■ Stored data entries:
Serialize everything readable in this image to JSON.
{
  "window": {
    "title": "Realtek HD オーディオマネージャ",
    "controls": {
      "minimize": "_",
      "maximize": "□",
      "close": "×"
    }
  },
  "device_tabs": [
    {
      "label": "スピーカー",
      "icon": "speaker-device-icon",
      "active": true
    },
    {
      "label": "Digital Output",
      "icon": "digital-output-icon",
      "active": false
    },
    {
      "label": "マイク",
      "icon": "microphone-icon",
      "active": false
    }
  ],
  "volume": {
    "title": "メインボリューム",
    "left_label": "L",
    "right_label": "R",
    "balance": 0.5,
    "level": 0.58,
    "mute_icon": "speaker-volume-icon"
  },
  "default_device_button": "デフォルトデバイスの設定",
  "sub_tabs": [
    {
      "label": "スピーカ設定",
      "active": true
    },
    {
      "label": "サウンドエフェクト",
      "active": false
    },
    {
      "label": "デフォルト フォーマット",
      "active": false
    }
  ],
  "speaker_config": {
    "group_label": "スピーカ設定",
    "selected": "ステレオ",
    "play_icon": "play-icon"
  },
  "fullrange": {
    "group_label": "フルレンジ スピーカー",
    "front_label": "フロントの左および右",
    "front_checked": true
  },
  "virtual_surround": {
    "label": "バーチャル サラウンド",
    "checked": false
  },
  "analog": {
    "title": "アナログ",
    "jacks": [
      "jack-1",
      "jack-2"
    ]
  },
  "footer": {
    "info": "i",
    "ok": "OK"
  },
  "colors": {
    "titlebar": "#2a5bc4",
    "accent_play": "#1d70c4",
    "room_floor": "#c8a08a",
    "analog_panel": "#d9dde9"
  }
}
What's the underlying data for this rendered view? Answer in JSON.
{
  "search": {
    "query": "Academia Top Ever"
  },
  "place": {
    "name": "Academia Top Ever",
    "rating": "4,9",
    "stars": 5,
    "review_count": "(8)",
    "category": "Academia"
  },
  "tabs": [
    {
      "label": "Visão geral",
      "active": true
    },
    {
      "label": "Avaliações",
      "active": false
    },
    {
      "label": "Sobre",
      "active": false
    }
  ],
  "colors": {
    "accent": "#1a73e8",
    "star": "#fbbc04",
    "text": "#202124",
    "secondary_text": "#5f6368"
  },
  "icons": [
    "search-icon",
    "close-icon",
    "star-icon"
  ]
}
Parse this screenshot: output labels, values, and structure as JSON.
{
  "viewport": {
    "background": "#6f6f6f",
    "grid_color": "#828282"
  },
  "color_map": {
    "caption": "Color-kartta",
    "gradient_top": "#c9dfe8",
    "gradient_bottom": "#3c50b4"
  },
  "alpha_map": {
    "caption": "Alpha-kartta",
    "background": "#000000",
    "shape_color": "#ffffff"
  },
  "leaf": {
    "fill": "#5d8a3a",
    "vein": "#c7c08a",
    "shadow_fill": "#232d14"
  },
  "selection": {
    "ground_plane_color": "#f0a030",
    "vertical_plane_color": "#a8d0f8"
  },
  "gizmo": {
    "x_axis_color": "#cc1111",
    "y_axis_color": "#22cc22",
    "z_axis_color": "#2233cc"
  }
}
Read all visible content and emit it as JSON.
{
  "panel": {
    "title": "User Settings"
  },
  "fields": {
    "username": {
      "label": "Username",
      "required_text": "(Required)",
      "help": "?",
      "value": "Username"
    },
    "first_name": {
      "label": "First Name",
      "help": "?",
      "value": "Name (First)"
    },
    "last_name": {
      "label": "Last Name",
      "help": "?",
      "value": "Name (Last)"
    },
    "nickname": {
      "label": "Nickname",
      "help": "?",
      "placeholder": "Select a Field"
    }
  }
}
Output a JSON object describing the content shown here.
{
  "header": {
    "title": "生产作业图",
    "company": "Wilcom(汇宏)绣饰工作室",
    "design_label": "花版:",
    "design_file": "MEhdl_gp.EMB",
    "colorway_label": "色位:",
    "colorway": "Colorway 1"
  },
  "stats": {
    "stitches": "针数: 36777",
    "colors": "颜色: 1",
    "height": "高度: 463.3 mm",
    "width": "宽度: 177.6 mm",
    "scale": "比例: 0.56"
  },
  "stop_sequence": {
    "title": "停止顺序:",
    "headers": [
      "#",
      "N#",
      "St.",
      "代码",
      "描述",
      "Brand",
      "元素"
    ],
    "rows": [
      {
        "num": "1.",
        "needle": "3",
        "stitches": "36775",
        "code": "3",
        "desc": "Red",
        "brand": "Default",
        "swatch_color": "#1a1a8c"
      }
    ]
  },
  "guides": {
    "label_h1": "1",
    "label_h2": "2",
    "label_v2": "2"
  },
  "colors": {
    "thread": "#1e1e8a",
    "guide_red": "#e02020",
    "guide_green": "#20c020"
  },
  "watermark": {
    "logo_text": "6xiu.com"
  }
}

■ WHAT THIS TASK INVOLVES:
Your task is to print all of the records exactly.

■ FINISHED ANSWER:
Serialize everything readable in this image to JSON.
{
  "window": {
    "title": "Realtek HD オーディオマネージャ",
    "controls": {
      "minimize": "_",
      "maximize": "□",
      "close": "×"
    }
  },
  "device_tabs": [
    {
      "label": "スピーカー",
      "icon": "speaker-device-icon",
      "active": true
    },
    {
      "label": "Digital Output",
      "icon": "digital-output-icon",
      "active": false
    },
    {
      "label": "マイク",
      "icon": "microphone-icon",
      "active": false
    }
  ],
  "volume": {
    "title": "メインボリューム",
    "left_label": "L",
    "right_label": "R",
    "balance": 0.5,
    "level": 0.58,
    "mute_icon": "speaker-volume-icon"
  },
  "default_device_button": "デフォルトデバイスの設定",
  "sub_tabs": [
    {
      "label": "スピーカ設定",
      "active": true
    },
    {
      "label": "サウンドエフェクト",
      "active": false
    },
    {
      "label": "デフォルト フォーマット",
      "active": false
    }
  ],
  "speaker_config": {
    "group_label": "スピーカ設定",
    "selected": "ステレオ",
    "play_icon": "play-icon"
  },
  "fullrange": {
    "group_label": "フルレンジ スピーカー",
    "front_label": "フロントの左および右",
    "front_checked": true
  },
  "virtual_surround": {
    "label": "バーチャル サラウンド",
    "checked": false
  },
  "analog": {
    "title": "アナログ",
    "jacks": [
      "jack-1",
      "jack-2"
    ]
  },
  "footer": {
    "info": "i",
    "ok": "OK"
  },
  "colors": {
    "titlebar": "#2a5bc4",
    "accent_play": "#1d70c4",
    "room_floor": "#c8a08a",
    "analog_panel": "#d9dde9"
  }
}
What's the underlying data for this rendered view? Answer in JSON.
{
  "search": {
    "query": "Academia Top Ever"
  },
  "place": {
    "name": "Academia Top Ever",
    "rating": "4,9",
    "stars": 5,
    "review_count": "(8)",
    "category": "Academia"
  },
  "tabs": [
    {
      "label": "Visão geral",
      "active": true
    },
    {
      "label": "Avaliações",
      "active": false
    },
    {
      "label": "Sobre",
      "active": false
    }
  ],
  "colors": {
    "accent": "#1a73e8",
    "star": "#fbbc04",
    "text": "#202124",
    "secondary_text": "#5f6368"
  },
  "icons": [
    "search-icon",
    "close-icon",
    "star-icon"
  ]
}
Parse this screenshot: output labels, values, and structure as JSON.
{
  "viewport": {
    "background": "#6f6f6f",
    "grid_color": "#828282"
  },
  "color_map": {
    "caption": "Color-kartta",
    "gradient_top": "#c9dfe8",
    "gradient_bottom": "#3c50b4"
  },
  "alpha_map": {
    "caption": "Alpha-kartta",
    "background": "#000000",
    "shape_color": "#ffffff"
  },
  "leaf": {
    "fill": "#5d8a3a",
    "vein": "#c7c08a",
    "shadow_fill": "#232d14"
  },
  "selection": {
    "ground_plane_color": "#f0a030",
    "vertical_plane_color": "#a8d0f8"
  },
  "gizmo": {
    "x_axis_color": "#cc1111",
    "y_axis_color": "#22cc22",
    "z_axis_color": "#2233cc"
  }
}
Read all visible content and emit it as JSON.
{
  "panel": {
    "title": "User Settings"
  },
  "fields": {
    "username": {
      "label": "Username",
      "required_text": "(Required)",
      "help": "?",
      "value": "Username"
    },
    "first_name": {
      "label": "First Name",
      "help": "?",
      "value": "Name (First)"
    },
    "last_name": {
      "label": "Last Name",
      "help": "?",
      "value": "Name (Last)"
    },
    "nickname": {
      "label": "Nickname",
      "help": "?",
      "placeholder": "Select a Field"
    }
  }
}
Output a JSON object describing the content shown here.
{
  "header": {
    "title": "生产作业图",
    "company": "Wilcom(汇宏)绣饰工作室",
    "design_label": "花版:",
    "design_file": "MEhdl_gp.EMB",
    "colorway_label": "色位:",
    "colorway": "Colorway 1"
  },
  "stats": {
    "stitches": "针数: 36777",
    "colors": "颜色: 1",
    "height": "高度: 463.3 mm",
    "width": "宽度: 177.6 mm",
    "scale": "比例: 0.56"
  },
  "stop_sequence": {
    "title": "停止顺序:",
    "headers": [
      "#",
      "N#",
      "St.",
      "代码",
      "描述",
      "Brand",
      "元素"
    ],
    "rows": [
      {
        "num": "1.",
        "needle": "3",
        "stitches": "36775",
        "code": "3",
        "desc": "Red",
        "brand": "Default",
        "swatch_color": "#1a1a8c"
      }
    ]
  },
  "guides": {
    "label_h1": "1",
    "label_h2": "2",
    "label_v2": "2"
  },
  "colors": {
    "thread": "#1e1e8a",
    "guide_red": "#e02020",
    "guide_green": "#20c020"
  },
  "watermark": {
    "logo_text": "6xiu.com"
  }
}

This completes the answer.